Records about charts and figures
------------------------

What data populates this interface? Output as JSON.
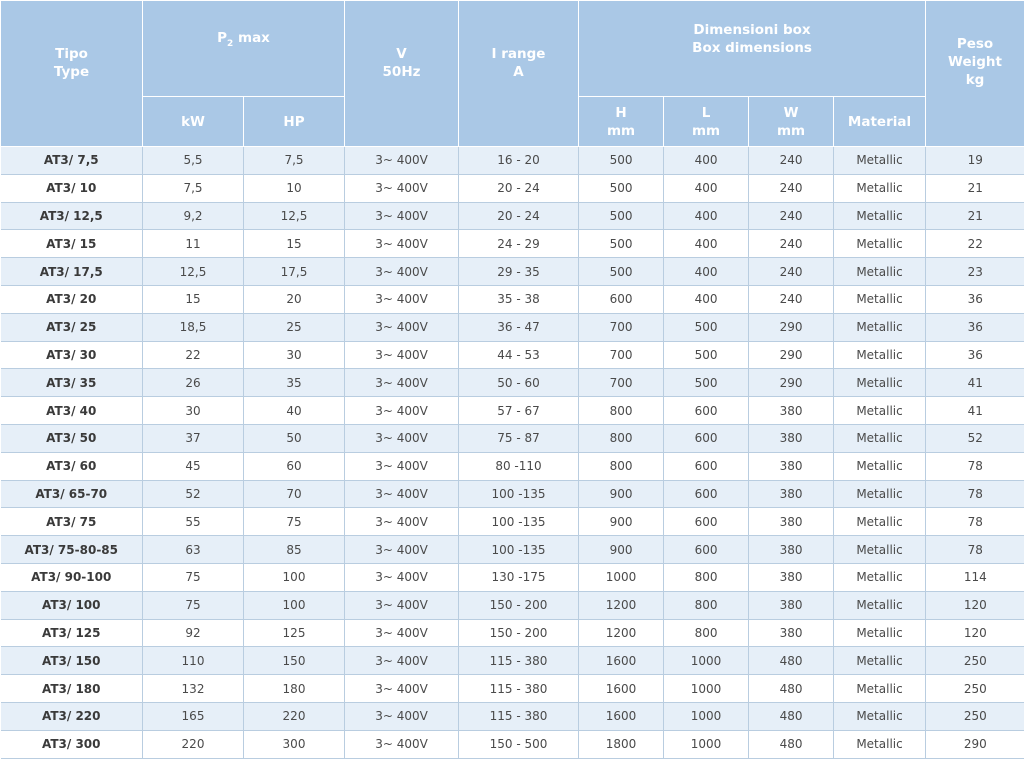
{
  "header": {
    "tipo": "Tipo",
    "type": "Type",
    "p2_main": "P",
    "p2_sub": "2",
    "p2_suffix": " max",
    "kw": "kW",
    "hp": "HP",
    "v": "V",
    "hz": "50Hz",
    "irange": "I range",
    "irange_unit": "A",
    "dim_it": "Dimensioni box",
    "dim_en": "Box dimensions",
    "h": "H",
    "l": "L",
    "w": "W",
    "mm": "mm",
    "material": "Material",
    "peso": "Peso",
    "weight": "Weight",
    "kg": "kg"
  },
  "rows": [
    {
      "type": "AT3/ 7,5",
      "kw": "5,5",
      "hp": "7,5",
      "v": "3~ 400V",
      "i": "16 - 20",
      "h": "500",
      "l": "400",
      "w": "240",
      "mat": "Metallic",
      "kg": "19"
    },
    {
      "type": "AT3/ 10",
      "kw": "7,5",
      "hp": "10",
      "v": "3~ 400V",
      "i": "20 - 24",
      "h": "500",
      "l": "400",
      "w": "240",
      "mat": "Metallic",
      "kg": "21"
    },
    {
      "type": "AT3/ 12,5",
      "kw": "9,2",
      "hp": "12,5",
      "v": "3~ 400V",
      "i": "20 - 24",
      "h": "500",
      "l": "400",
      "w": "240",
      "mat": "Metallic",
      "kg": "21"
    },
    {
      "type": "AT3/ 15",
      "kw": "11",
      "hp": "15",
      "v": "3~ 400V",
      "i": "24 - 29",
      "h": "500",
      "l": "400",
      "w": "240",
      "mat": "Metallic",
      "kg": "22"
    },
    {
      "type": "AT3/ 17,5",
      "kw": "12,5",
      "hp": "17,5",
      "v": "3~ 400V",
      "i": "29 - 35",
      "h": "500",
      "l": "400",
      "w": "240",
      "mat": "Metallic",
      "kg": "23"
    },
    {
      "type": "AT3/ 20",
      "kw": "15",
      "hp": "20",
      "v": "3~ 400V",
      "i": "35 - 38",
      "h": "600",
      "l": "400",
      "w": "240",
      "mat": "Metallic",
      "kg": "36"
    },
    {
      "type": "AT3/ 25",
      "kw": "18,5",
      "hp": "25",
      "v": "3~ 400V",
      "i": "36 - 47",
      "h": "700",
      "l": "500",
      "w": "290",
      "mat": "Metallic",
      "kg": "36"
    },
    {
      "type": "AT3/ 30",
      "kw": "22",
      "hp": "30",
      "v": "3~ 400V",
      "i": "44 - 53",
      "h": "700",
      "l": "500",
      "w": "290",
      "mat": "Metallic",
      "kg": "36"
    },
    {
      "type": "AT3/ 35",
      "kw": "26",
      "hp": "35",
      "v": "3~ 400V",
      "i": "50 - 60",
      "h": "700",
      "l": "500",
      "w": "290",
      "mat": "Metallic",
      "kg": "41"
    },
    {
      "type": "AT3/ 40",
      "kw": "30",
      "hp": "40",
      "v": "3~ 400V",
      "i": "57 - 67",
      "h": "800",
      "l": "600",
      "w": "380",
      "mat": "Metallic",
      "kg": "41"
    },
    {
      "type": "AT3/ 50",
      "kw": "37",
      "hp": "50",
      "v": "3~ 400V",
      "i": "75 - 87",
      "h": "800",
      "l": "600",
      "w": "380",
      "mat": "Metallic",
      "kg": "52"
    },
    {
      "type": "AT3/ 60",
      "kw": "45",
      "hp": "60",
      "v": "3~ 400V",
      "i": "80 -110",
      "h": "800",
      "l": "600",
      "w": "380",
      "mat": "Metallic",
      "kg": "78"
    },
    {
      "type": "AT3/ 65-70",
      "kw": "52",
      "hp": "70",
      "v": "3~ 400V",
      "i": "100 -135",
      "h": "900",
      "l": "600",
      "w": "380",
      "mat": "Metallic",
      "kg": "78"
    },
    {
      "type": "AT3/ 75",
      "kw": "55",
      "hp": "75",
      "v": "3~ 400V",
      "i": "100 -135",
      "h": "900",
      "l": "600",
      "w": "380",
      "mat": "Metallic",
      "kg": "78"
    },
    {
      "type": "AT3/ 75-80-85",
      "kw": "63",
      "hp": "85",
      "v": "3~ 400V",
      "i": "100 -135",
      "h": "900",
      "l": "600",
      "w": "380",
      "mat": "Metallic",
      "kg": "78"
    },
    {
      "type": "AT3/ 90-100",
      "kw": "75",
      "hp": "100",
      "v": "3~ 400V",
      "i": "130 -175",
      "h": "1000",
      "l": "800",
      "w": "380",
      "mat": "Metallic",
      "kg": "114"
    },
    {
      "type": "AT3/ 100",
      "kw": "75",
      "hp": "100",
      "v": "3~ 400V",
      "i": "150 - 200",
      "h": "1200",
      "l": "800",
      "w": "380",
      "mat": "Metallic",
      "kg": "120"
    },
    {
      "type": "AT3/ 125",
      "kw": "92",
      "hp": "125",
      "v": "3~ 400V",
      "i": "150 - 200",
      "h": "1200",
      "l": "800",
      "w": "380",
      "mat": "Metallic",
      "kg": "120"
    },
    {
      "type": "AT3/ 150",
      "kw": "110",
      "hp": "150",
      "v": "3~ 400V",
      "i": "115 - 380",
      "h": "1600",
      "l": "1000",
      "w": "480",
      "mat": "Metallic",
      "kg": "250"
    },
    {
      "type": "AT3/ 180",
      "kw": "132",
      "hp": "180",
      "v": "3~ 400V",
      "i": "115 - 380",
      "h": "1600",
      "l": "1000",
      "w": "480",
      "mat": "Metallic",
      "kg": "250"
    },
    {
      "type": "AT3/ 220",
      "kw": "165",
      "hp": "220",
      "v": "3~ 400V",
      "i": "115 - 380",
      "h": "1600",
      "l": "1000",
      "w": "480",
      "mat": "Metallic",
      "kg": "250"
    },
    {
      "type": "AT3/ 300",
      "kw": "220",
      "hp": "300",
      "v": "3~ 400V",
      "i": "150 - 500",
      "h": "1800",
      "l": "1000",
      "w": "480",
      "mat": "Metallic",
      "kg": "290"
    }
  ]
}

------------------------

Leave out all images, then reproduce the entries above exactly.

What data populates this interface? Output as JSON.
{
  "header": {
    "tipo": "Tipo",
    "type": "Type",
    "p2_main": "P",
    "p2_sub": "2",
    "p2_suffix": " max",
    "kw": "kW",
    "hp": "HP",
    "v": "V",
    "hz": "50Hz",
    "irange": "I range",
    "irange_unit": "A",
    "dim_it": "Dimensioni box",
    "dim_en": "Box dimensions",
    "h": "H",
    "l": "L",
    "w": "W",
    "mm": "mm",
    "material": "Material",
    "peso": "Peso",
    "weight": "Weight",
    "kg": "kg"
  },
  "rows": [
    {
      "type": "AT3/ 7,5",
      "kw": "5,5",
      "hp": "7,5",
      "v": "3~ 400V",
      "i": "16 - 20",
      "h": "500",
      "l": "400",
      "w": "240",
      "mat": "Metallic",
      "kg": "19"
    },
    {
      "type": "AT3/ 10",
      "kw": "7,5",
      "hp": "10",
      "v": "3~ 400V",
      "i": "20 - 24",
      "h": "500",
      "l": "400",
      "w": "240",
      "mat": "Metallic",
      "kg": "21"
    },
    {
      "type": "AT3/ 12,5",
      "kw": "9,2",
      "hp": "12,5",
      "v": "3~ 400V",
      "i": "20 - 24",
      "h": "500",
      "l": "400",
      "w": "240",
      "mat": "Metallic",
      "kg": "21"
    },
    {
      "type": "AT3/ 15",
      "kw": "11",
      "hp": "15",
      "v": "3~ 400V",
      "i": "24 - 29",
      "h": "500",
      "l": "400",
      "w": "240",
      "mat": "Metallic",
      "kg": "22"
    },
    {
      "type": "AT3/ 17,5",
      "kw": "12,5",
      "hp": "17,5",
      "v": "3~ 400V",
      "i": "29 - 35",
      "h": "500",
      "l": "400",
      "w": "240",
      "mat": "Metallic",
      "kg": "23"
    },
    {
      "type": "AT3/ 20",
      "kw": "15",
      "hp": "20",
      "v": "3~ 400V",
      "i": "35 - 38",
      "h": "600",
      "l": "400",
      "w": "240",
      "mat": "Metallic",
      "kg": "36"
    },
    {
      "type": "AT3/ 25",
      "kw": "18,5",
      "hp": "25",
      "v": "3~ 400V",
      "i": "36 - 47",
      "h": "700",
      "l": "500",
      "w": "290",
      "mat": "Metallic",
      "kg": "36"
    },
    {
      "type": "AT3/ 30",
      "kw": "22",
      "hp": "30",
      "v": "3~ 400V",
      "i": "44 - 53",
      "h": "700",
      "l": "500",
      "w": "290",
      "mat": "Metallic",
      "kg": "36"
    },
    {
      "type": "AT3/ 35",
      "kw": "26",
      "hp": "35",
      "v": "3~ 400V",
      "i": "50 - 60",
      "h": "700",
      "l": "500",
      "w": "290",
      "mat": "Metallic",
      "kg": "41"
    },
    {
      "type": "AT3/ 40",
      "kw": "30",
      "hp": "40",
      "v": "3~ 400V",
      "i": "57 - 67",
      "h": "800",
      "l": "600",
      "w": "380",
      "mat": "Metallic",
      "kg": "41"
    },
    {
      "type": "AT3/ 50",
      "kw": "37",
      "hp": "50",
      "v": "3~ 400V",
      "i": "75 - 87",
      "h": "800",
      "l": "600",
      "w": "380",
      "mat": "Metallic",
      "kg": "52"
    },
    {
      "type": "AT3/ 60",
      "kw": "45",
      "hp": "60",
      "v": "3~ 400V",
      "i": "80 -110",
      "h": "800",
      "l": "600",
      "w": "380",
      "mat": "Metallic",
      "kg": "78"
    },
    {
      "type": "AT3/ 65-70",
      "kw": "52",
      "hp": "70",
      "v": "3~ 400V",
      "i": "100 -135",
      "h": "900",
      "l": "600",
      "w": "380",
      "mat": "Metallic",
      "kg": "78"
    },
    {
      "type": "AT3/ 75",
      "kw": "55",
      "hp": "75",
      "v": "3~ 400V",
      "i": "100 -135",
      "h": "900",
      "l": "600",
      "w": "380",
      "mat": "Metallic",
      "kg": "78"
    },
    {
      "type": "AT3/ 75-80-85",
      "kw": "63",
      "hp": "85",
      "v": "3~ 400V",
      "i": "100 -135",
      "h": "900",
      "l": "600",
      "w": "380",
      "mat": "Metallic",
      "kg": "78"
    },
    {
      "type": "AT3/ 90-100",
      "kw": "75",
      "hp": "100",
      "v": "3~ 400V",
      "i": "130 -175",
      "h": "1000",
      "l": "800",
      "w": "380",
      "mat": "Metallic",
      "kg": "114"
    },
    {
      "type": "AT3/ 100",
      "kw": "75",
      "hp": "100",
      "v": "3~ 400V",
      "i": "150 - 200",
      "h": "1200",
      "l": "800",
      "w": "380",
      "mat": "Metallic",
      "kg": "120"
    },
    {
      "type": "AT3/ 125",
      "kw": "92",
      "hp": "125",
      "v": "3~ 400V",
      "i": "150 - 200",
      "h": "1200",
      "l": "800",
      "w": "380",
      "mat": "Metallic",
      "kg": "120"
    },
    {
      "type": "AT3/ 150",
      "kw": "110",
      "hp": "150",
      "v": "3~ 400V",
      "i": "115 - 380",
      "h": "1600",
      "l": "1000",
      "w": "480",
      "mat": "Metallic",
      "kg": "250"
    },
    {
      "type": "AT3/ 180",
      "kw": "132",
      "hp": "180",
      "v": "3~ 400V",
      "i": "115 - 380",
      "h": "1600",
      "l": "1000",
      "w": "480",
      "mat": "Metallic",
      "kg": "250"
    },
    {
      "type": "AT3/ 220",
      "kw": "165",
      "hp": "220",
      "v": "3~ 400V",
      "i": "115 - 380",
      "h": "1600",
      "l": "1000",
      "w": "480",
      "mat": "Metallic",
      "kg": "250"
    },
    {
      "type": "AT3/ 300",
      "kw": "220",
      "hp": "300",
      "v": "3~ 400V",
      "i": "150 - 500",
      "h": "1800",
      "l": "1000",
      "w": "480",
      "mat": "Metallic",
      "kg": "290"
    }
  ]
}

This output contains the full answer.